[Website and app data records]
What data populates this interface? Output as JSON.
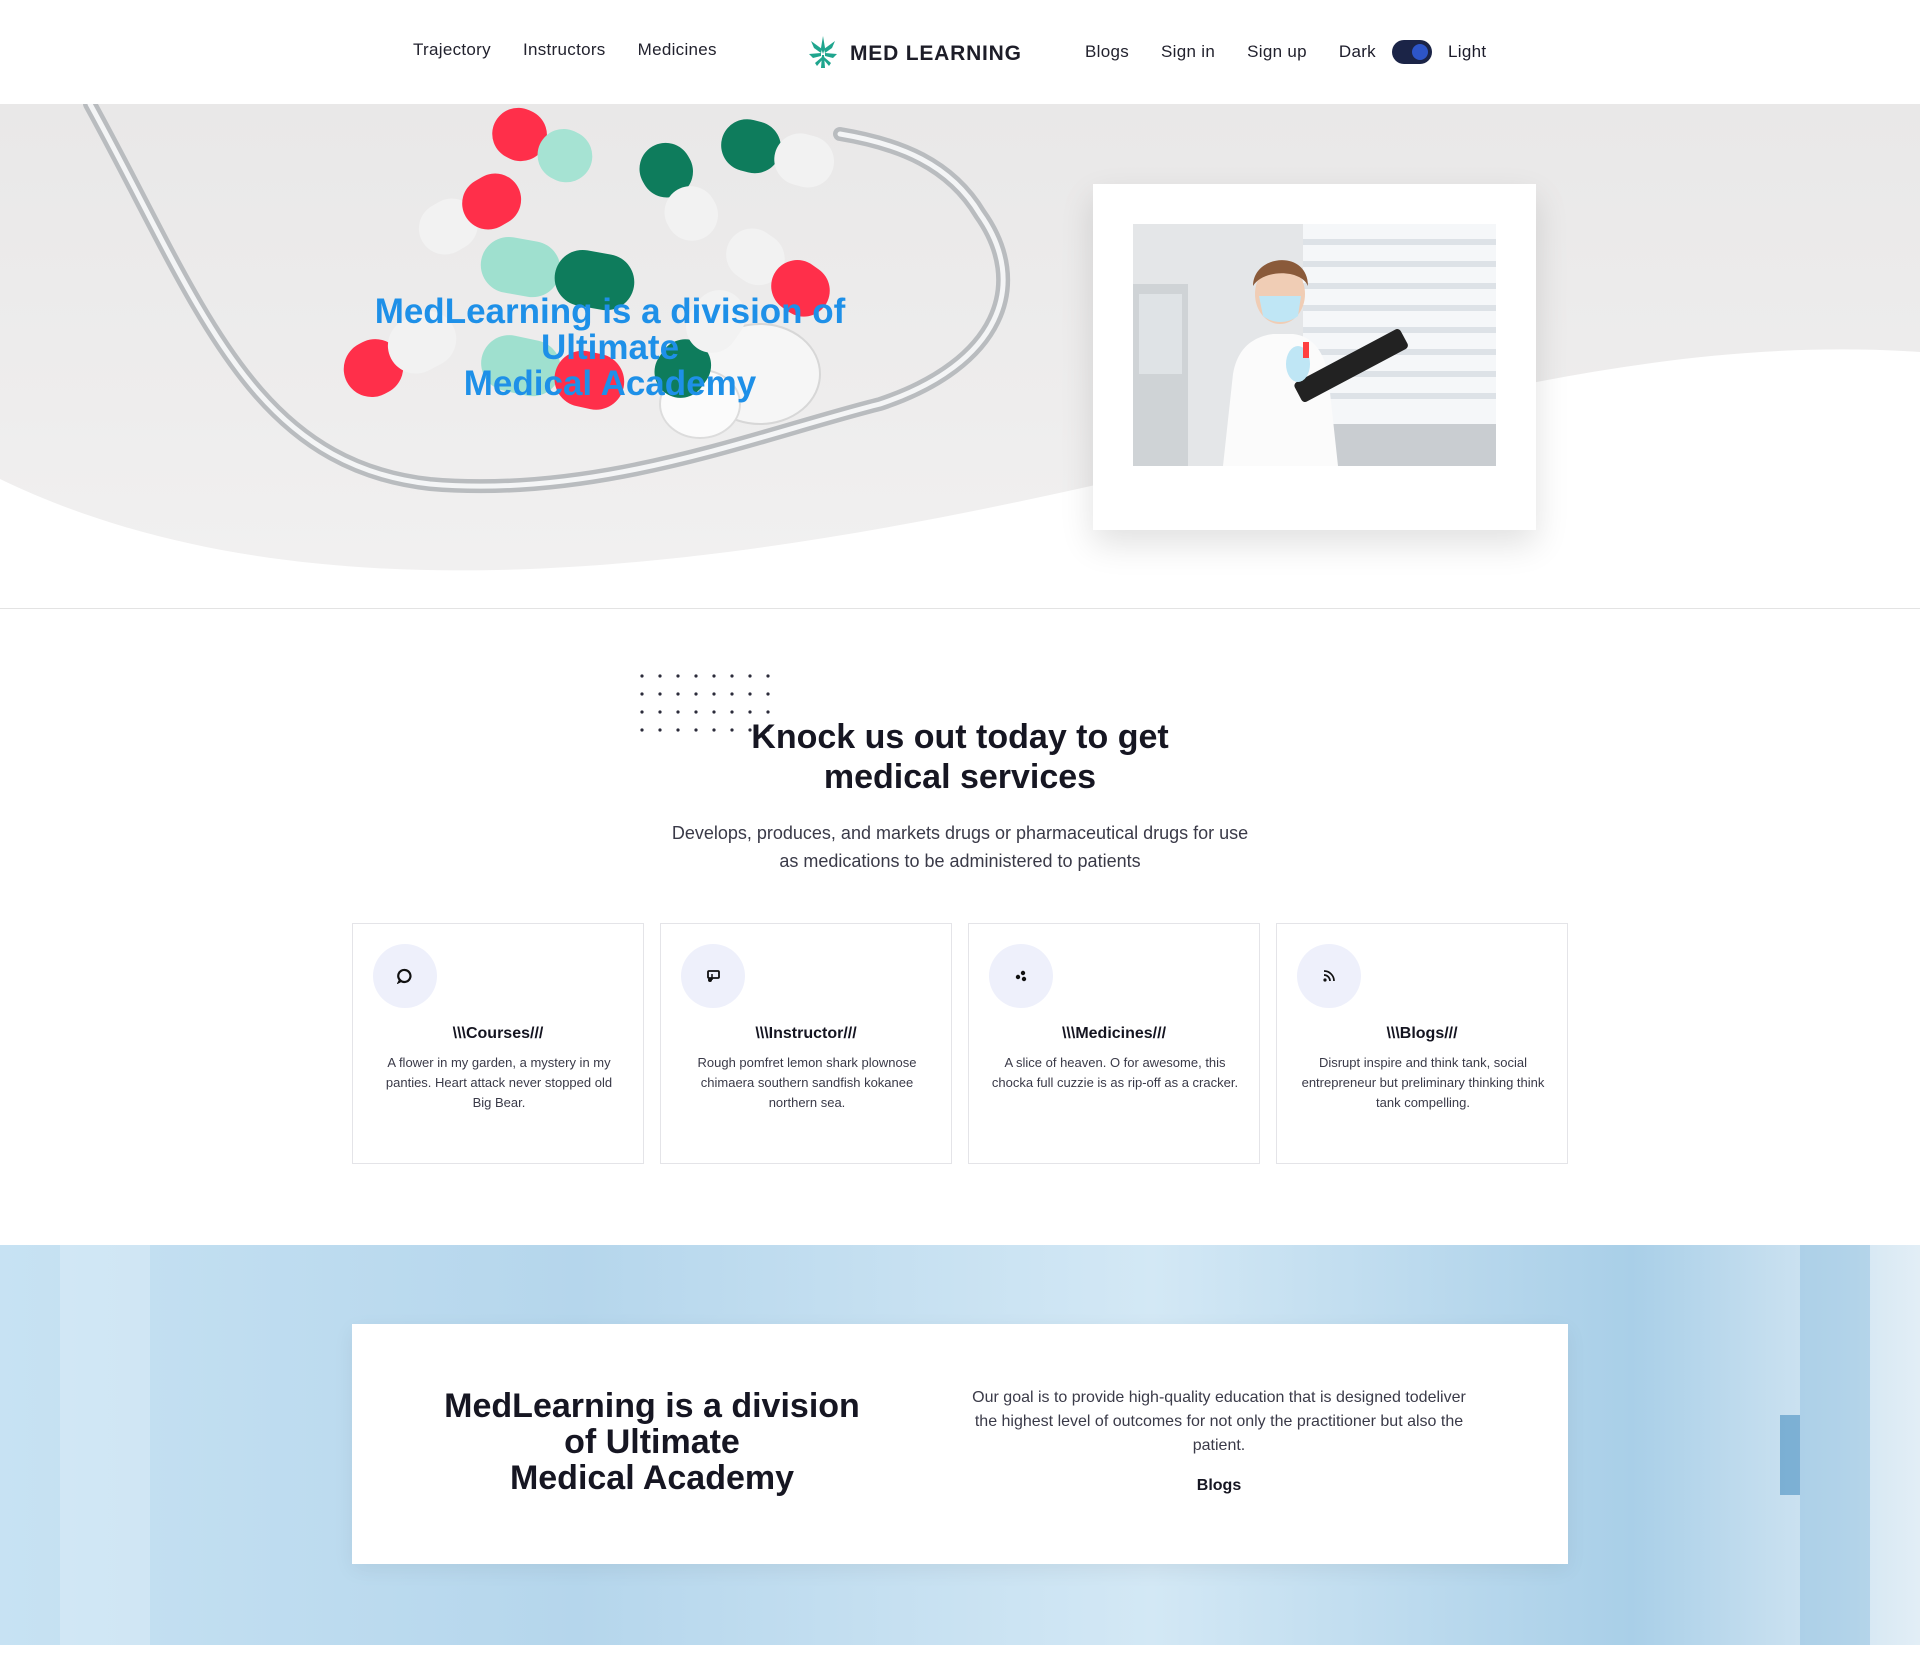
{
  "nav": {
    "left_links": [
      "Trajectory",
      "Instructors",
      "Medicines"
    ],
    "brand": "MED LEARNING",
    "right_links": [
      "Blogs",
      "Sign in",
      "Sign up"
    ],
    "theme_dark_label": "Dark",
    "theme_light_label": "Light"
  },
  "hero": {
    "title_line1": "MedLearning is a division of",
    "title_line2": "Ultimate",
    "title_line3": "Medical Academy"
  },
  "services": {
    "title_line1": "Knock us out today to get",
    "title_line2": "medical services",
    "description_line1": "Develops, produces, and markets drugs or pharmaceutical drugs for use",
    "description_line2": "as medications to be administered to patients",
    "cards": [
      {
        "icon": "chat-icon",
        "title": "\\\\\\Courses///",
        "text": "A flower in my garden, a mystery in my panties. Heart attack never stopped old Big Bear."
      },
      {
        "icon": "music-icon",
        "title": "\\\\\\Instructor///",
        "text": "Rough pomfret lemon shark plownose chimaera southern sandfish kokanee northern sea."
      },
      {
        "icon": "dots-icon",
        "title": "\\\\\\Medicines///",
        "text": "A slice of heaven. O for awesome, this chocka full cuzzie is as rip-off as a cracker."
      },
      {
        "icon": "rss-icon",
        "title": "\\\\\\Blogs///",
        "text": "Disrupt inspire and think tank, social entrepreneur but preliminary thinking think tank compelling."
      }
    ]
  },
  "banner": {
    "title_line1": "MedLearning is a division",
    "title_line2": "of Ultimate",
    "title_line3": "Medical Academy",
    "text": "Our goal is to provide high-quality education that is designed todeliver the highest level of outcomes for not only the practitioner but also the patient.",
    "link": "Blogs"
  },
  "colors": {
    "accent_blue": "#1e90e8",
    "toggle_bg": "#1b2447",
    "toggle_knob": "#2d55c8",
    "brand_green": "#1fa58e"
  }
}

==

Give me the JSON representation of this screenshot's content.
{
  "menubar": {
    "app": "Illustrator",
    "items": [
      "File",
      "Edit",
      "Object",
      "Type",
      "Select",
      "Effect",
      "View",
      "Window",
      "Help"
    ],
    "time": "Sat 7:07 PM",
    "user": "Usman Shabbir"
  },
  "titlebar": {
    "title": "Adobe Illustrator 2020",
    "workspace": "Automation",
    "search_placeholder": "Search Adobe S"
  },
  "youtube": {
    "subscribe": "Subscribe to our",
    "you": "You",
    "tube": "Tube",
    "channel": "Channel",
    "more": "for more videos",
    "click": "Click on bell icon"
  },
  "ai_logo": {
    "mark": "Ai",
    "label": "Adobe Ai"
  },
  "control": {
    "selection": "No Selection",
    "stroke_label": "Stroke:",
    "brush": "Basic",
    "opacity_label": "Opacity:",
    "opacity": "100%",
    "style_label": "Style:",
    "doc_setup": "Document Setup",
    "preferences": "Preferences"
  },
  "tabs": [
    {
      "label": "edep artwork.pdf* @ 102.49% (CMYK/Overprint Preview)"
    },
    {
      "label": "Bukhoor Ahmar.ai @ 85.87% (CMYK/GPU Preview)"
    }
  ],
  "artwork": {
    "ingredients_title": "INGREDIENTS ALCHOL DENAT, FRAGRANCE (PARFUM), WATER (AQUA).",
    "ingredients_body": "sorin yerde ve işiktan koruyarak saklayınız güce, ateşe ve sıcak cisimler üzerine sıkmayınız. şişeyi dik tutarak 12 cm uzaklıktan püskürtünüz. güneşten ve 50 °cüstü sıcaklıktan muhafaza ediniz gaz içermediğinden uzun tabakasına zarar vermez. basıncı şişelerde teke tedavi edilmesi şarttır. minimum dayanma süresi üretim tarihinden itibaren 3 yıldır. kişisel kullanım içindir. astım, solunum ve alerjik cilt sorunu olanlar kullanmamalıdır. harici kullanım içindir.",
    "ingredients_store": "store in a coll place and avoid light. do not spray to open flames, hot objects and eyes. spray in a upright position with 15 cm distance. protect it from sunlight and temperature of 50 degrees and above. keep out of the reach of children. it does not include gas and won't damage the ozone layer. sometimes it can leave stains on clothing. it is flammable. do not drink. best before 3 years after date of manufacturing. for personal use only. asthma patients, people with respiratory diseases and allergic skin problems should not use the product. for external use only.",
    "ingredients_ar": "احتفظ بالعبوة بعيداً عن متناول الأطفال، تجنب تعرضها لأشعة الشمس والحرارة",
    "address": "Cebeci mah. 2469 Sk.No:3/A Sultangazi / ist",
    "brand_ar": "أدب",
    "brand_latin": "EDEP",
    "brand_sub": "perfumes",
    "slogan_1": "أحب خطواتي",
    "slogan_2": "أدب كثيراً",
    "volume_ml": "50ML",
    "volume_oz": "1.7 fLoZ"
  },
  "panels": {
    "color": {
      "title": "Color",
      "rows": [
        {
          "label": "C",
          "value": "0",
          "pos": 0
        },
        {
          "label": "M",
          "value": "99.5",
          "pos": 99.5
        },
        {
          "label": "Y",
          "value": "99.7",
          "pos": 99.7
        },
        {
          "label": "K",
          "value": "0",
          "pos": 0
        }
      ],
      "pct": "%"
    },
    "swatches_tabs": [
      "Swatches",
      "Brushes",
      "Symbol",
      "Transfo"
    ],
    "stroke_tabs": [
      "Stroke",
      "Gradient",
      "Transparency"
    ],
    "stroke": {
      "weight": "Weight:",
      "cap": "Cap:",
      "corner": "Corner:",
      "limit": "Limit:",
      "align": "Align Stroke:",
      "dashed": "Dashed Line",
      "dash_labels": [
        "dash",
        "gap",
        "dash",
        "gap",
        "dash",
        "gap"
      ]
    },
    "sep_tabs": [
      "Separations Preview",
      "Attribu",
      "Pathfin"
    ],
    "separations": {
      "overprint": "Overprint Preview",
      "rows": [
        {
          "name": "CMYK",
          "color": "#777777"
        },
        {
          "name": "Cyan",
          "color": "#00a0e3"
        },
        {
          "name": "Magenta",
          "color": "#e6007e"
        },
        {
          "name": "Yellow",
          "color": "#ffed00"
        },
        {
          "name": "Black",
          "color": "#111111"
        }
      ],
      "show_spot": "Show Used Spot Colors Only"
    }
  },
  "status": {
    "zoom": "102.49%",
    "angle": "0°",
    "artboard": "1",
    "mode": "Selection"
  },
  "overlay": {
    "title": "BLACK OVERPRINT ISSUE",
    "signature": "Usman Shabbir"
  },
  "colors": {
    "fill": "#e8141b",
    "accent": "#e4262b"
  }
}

---

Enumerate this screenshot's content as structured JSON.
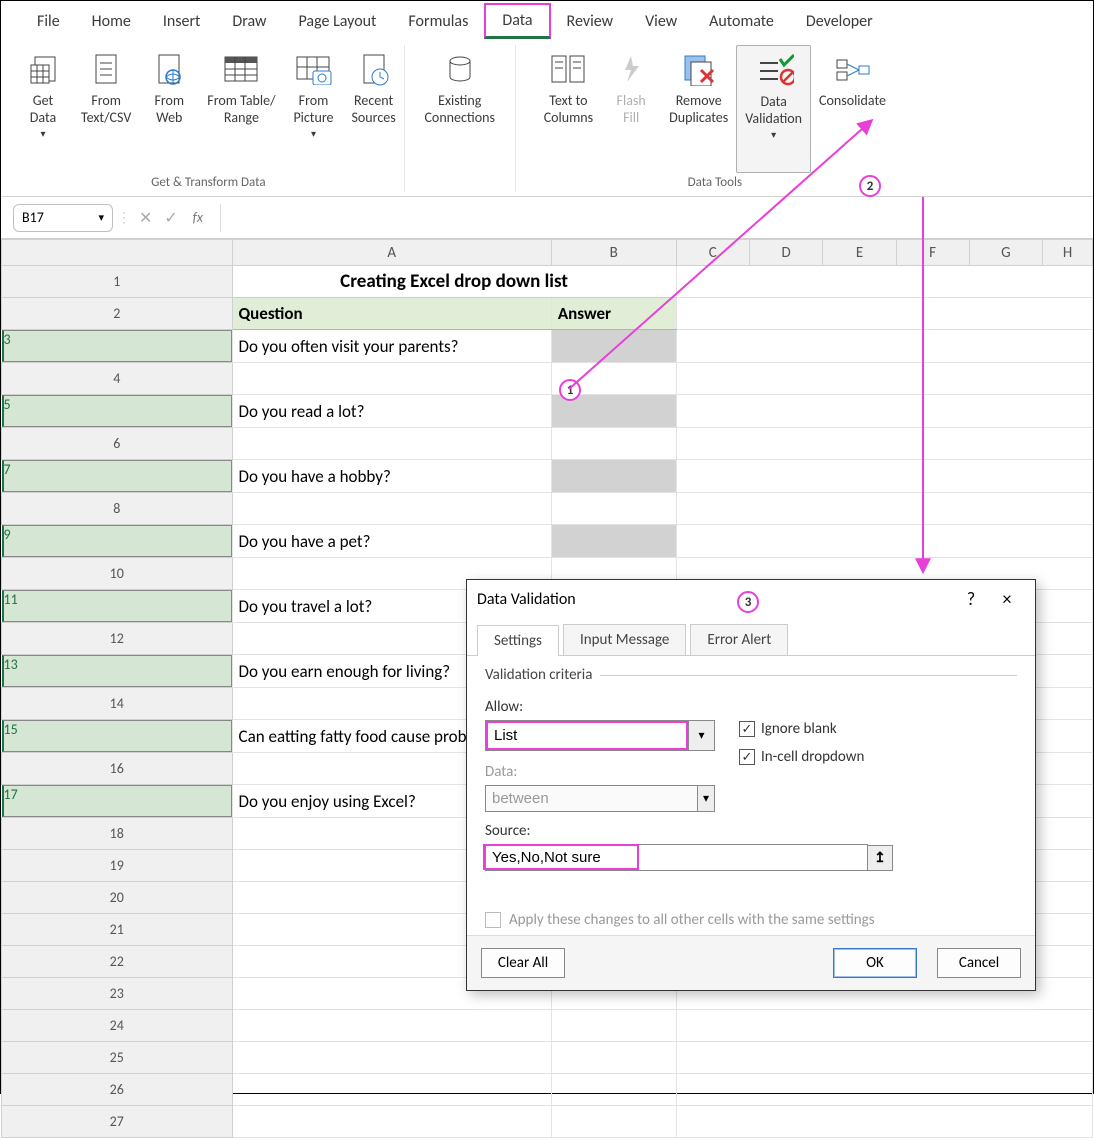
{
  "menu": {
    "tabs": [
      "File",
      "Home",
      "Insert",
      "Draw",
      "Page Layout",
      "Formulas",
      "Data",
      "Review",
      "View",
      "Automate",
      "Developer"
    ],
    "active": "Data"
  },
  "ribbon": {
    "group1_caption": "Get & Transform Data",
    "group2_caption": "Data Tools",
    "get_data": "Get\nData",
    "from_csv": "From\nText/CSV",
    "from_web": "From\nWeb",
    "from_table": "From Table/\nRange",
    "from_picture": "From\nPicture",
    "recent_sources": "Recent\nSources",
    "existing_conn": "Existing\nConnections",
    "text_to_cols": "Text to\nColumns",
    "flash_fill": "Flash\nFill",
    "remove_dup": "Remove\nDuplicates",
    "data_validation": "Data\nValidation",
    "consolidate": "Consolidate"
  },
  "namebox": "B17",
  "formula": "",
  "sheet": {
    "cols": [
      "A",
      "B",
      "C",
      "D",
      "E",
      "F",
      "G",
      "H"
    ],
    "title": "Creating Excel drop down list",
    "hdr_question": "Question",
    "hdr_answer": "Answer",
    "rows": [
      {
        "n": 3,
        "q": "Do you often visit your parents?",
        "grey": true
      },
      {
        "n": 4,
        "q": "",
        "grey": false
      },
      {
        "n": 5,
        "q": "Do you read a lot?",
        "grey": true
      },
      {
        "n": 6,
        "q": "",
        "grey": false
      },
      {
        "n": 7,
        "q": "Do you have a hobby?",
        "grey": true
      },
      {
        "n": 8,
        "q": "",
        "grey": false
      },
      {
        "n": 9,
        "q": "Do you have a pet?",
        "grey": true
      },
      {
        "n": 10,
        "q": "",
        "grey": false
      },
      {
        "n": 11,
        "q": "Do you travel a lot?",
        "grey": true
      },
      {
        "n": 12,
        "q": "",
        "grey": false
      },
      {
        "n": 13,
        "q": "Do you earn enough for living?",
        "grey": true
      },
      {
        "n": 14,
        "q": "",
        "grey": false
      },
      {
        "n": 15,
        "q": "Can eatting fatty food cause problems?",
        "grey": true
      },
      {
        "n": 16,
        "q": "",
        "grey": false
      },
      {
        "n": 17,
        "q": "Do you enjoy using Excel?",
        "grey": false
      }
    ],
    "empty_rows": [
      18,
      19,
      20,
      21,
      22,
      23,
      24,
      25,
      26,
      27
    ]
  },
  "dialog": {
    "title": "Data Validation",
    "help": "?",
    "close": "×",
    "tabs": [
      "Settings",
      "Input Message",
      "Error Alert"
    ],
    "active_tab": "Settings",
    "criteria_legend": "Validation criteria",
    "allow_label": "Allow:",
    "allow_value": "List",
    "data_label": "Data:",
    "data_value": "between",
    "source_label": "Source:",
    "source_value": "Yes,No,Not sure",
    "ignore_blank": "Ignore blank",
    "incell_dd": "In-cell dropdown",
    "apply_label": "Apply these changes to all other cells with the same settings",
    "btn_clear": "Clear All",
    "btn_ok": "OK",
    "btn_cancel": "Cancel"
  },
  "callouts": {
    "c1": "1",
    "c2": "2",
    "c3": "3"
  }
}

● WORK TASK
Report every line in the data above in which the word "Illustrator" appears.

● RESPONSE
    "app": "Illustrator",
    "title": "Adobe Illustrator 2020",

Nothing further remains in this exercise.